■ **Exercise data**:
-- begin --
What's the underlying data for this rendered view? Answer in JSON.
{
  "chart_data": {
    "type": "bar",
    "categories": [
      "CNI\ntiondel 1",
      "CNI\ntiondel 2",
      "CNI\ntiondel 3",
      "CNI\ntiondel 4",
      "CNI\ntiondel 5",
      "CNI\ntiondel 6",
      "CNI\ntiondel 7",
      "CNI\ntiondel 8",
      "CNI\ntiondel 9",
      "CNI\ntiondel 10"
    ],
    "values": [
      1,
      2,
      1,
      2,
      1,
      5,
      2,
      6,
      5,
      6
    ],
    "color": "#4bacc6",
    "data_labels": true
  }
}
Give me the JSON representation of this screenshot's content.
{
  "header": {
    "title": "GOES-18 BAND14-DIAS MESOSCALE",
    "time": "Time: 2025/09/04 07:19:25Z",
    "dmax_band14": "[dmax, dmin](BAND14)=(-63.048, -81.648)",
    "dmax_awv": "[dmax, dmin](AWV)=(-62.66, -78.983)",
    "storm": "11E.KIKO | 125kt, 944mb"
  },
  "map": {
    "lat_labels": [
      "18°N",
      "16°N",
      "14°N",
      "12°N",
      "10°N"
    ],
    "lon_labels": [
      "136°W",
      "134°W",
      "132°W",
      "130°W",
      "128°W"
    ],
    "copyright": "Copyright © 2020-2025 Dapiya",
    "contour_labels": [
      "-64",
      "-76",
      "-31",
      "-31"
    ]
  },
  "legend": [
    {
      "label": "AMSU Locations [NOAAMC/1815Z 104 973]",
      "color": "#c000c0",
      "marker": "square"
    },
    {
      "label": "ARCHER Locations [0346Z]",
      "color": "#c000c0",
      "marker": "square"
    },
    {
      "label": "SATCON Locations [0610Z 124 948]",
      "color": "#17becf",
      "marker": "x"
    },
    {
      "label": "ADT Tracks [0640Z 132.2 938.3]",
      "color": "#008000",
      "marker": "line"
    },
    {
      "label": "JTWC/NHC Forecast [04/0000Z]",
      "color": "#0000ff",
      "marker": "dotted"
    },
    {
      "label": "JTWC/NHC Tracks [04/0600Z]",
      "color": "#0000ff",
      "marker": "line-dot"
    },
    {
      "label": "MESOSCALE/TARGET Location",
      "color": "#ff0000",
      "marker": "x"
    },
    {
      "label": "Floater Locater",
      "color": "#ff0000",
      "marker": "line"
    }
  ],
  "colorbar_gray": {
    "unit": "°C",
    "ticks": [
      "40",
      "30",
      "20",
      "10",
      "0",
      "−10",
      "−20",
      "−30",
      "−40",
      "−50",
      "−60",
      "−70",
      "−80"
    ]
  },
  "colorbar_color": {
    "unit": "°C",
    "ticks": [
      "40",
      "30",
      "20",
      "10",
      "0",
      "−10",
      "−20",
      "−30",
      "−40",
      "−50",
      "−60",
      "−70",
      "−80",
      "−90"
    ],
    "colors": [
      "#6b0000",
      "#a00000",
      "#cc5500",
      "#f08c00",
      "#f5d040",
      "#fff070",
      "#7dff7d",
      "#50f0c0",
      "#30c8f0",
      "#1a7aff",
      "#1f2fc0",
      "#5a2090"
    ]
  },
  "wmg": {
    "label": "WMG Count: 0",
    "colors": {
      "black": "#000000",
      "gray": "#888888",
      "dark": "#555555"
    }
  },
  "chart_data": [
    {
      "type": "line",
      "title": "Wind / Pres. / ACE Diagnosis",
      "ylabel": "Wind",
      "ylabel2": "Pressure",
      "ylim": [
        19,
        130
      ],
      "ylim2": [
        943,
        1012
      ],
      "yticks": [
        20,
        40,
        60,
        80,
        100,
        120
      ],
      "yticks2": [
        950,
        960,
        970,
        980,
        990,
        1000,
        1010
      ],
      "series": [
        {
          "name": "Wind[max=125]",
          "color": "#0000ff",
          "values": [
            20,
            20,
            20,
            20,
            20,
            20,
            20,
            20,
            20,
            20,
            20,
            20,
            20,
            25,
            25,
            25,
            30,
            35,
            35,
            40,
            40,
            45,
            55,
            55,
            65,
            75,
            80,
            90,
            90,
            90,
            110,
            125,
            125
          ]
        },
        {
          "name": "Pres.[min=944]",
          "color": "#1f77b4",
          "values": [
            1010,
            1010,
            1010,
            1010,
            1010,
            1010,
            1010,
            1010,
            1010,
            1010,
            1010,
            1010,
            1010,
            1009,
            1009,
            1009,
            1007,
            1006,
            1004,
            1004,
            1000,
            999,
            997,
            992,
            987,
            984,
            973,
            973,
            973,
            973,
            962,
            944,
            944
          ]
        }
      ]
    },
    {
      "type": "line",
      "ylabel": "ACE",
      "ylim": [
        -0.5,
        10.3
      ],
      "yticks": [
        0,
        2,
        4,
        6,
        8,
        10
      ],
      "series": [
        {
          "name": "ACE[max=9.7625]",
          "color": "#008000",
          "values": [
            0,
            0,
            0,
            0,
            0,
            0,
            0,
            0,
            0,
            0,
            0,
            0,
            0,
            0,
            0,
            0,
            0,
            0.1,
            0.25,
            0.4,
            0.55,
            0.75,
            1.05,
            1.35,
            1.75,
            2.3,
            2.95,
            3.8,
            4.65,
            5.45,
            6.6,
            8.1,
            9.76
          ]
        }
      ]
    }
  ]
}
-- end --
■ **What you are asked to do**: Check all the records above and select each line where the string "JTWC" is found.

■ **Written answer**:
      "label": "JTWC/NHC Forecast [04/0000Z]",
      "label": "JTWC/NHC Tracks [04/0600Z]",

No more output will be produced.